* [Goal 1] Please lay out every line of the records that come after the Bells of the Earth text as a numbered list, leaving out blank lines.
═══ Given text
THE BELLS OF THE EARTH, 2009

A GAME OF VIOLENCE AND LISTENING 2009

Performances

15.8 -15.10.2008

Place

Old factory, Manilla, Turku.

The Englishwoman Mary Wollstonecraft was one of the first feminist thinkers; the French Catholic priest Henri Gregoire one of the first anti-racists and opponents to slavery. Wollstonecraft’s most wellknown work is A Vindication of the Rights of Woman. The revolutionary and republican-minded Gregoire’s worked to ensure that the Act on the Abolishment of Slavery would enter into force in France in 1793. Wollstonecraft and Gregoire were contemporaries, living as they did at the end of the 18th century; but they never met each other.

At the beginning of the play, Maria, a young woman who lives in the present, enters upon a fictional journey into history, acquiring Zakarias Mieskonen as a companion. He is a soldier and organist and his career originates in the Finnnish War of 1809. Zakarias is curious as to what implications these events have for Finland and its fate in the oncoming upheavals of Europe. At the beginning, they arrive in late 18th-century London, where Mary Wollstonecraft gives birth to her second child. After the delivery Mary is taken ill with blood poisoning and lives for two more weeks only. During this time she narrates and relives her life, with her servant girl Marguerite as her audience.
══════
* [Goal 2] Reproduce the part of the Bells of the Earth text between "The Englishwoman Mary" and "met each other.", inclusive.
═══ Data for this exercise
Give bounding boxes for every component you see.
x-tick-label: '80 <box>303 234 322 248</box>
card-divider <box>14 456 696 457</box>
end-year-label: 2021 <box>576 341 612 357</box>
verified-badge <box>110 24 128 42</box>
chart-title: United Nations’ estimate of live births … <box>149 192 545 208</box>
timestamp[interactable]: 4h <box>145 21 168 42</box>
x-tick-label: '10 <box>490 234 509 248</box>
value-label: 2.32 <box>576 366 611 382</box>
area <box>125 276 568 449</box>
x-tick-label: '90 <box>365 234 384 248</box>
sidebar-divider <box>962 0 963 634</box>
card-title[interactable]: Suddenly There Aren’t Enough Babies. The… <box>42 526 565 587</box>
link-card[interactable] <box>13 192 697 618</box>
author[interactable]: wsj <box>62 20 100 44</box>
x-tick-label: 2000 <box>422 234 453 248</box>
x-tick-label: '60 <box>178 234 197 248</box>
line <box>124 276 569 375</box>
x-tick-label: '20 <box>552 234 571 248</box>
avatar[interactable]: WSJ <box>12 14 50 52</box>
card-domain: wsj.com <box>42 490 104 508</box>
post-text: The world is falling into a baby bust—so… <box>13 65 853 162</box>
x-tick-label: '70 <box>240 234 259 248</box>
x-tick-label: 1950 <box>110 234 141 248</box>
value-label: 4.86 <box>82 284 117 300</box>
══════
* [Correct response 1]
1. Give bounding boxes for every component you see.
2. x-tick-label: '80 <box>303 234 322 248</box>
3. card-divider <box>14 456 696 457</box>
4. end-year-label: 2021 <box>576 341 612 357</box>
5. verified-badge <box>110 24 128 42</box>
6. chart-title: United Nations’ estimate of live births … <box>149 192 545 208</box>
7. timestamp[interactable]: 4h <box>145 21 168 42</box>
8. x-tick-label: '10 <box>490 234 509 248</box>
9. value-label: 2.32 <box>576 366 611 382</box>
10. area <box>125 276 568 449</box>
11. x-tick-label: '90 <box>365 234 384 248</box>
12. sidebar-divider <box>962 0 963 634</box>
13. card-title[interactable]: Suddenly There Aren’t Enough Babies. The… <box>42 526 565 587</box>
14. link-card[interactable] <box>13 192 697 618</box>
15. author[interactable]: wsj <box>62 20 100 44</box>
16. x-tick-label: 2000 <box>422 234 453 248</box>
17. x-tick-label: '60 <box>178 234 197 248</box>
18. line <box>124 276 569 375</box>
19. x-tick-label: '20 <box>552 234 571 248</box>
20. avatar[interactable]: WSJ <box>12 14 50 52</box>
21. card-domain: wsj.com <box>42 490 104 508</box>
22. post-text: The world is falling into a baby bust—so… <box>13 65 853 162</box>
23. x-tick-label: '70 <box>240 234 259 248</box>
24. x-tick-label: 1950 <box>110 234 141 248</box>
25. value-label: 4.86 <box>82 284 117 300</box>

* [Correct response 2]
The Englishwoman Mary Wollstonecraft was one of the first feminist thinkers; the French Catholic priest Henri Gregoire one of the first anti-racists and opponents to slavery. Wollstonecraft’s most wellknown work is A Vindication of the Rights of Woman. The revolutionary and republican-minded Gregoire’s worked to ensure that the Act on the Abolishment of Slavery would enter into force in France in 1793. Wollstonecraft and Gregoire were contemporaries, living as they did at the end of the 18th century; but they never met each other.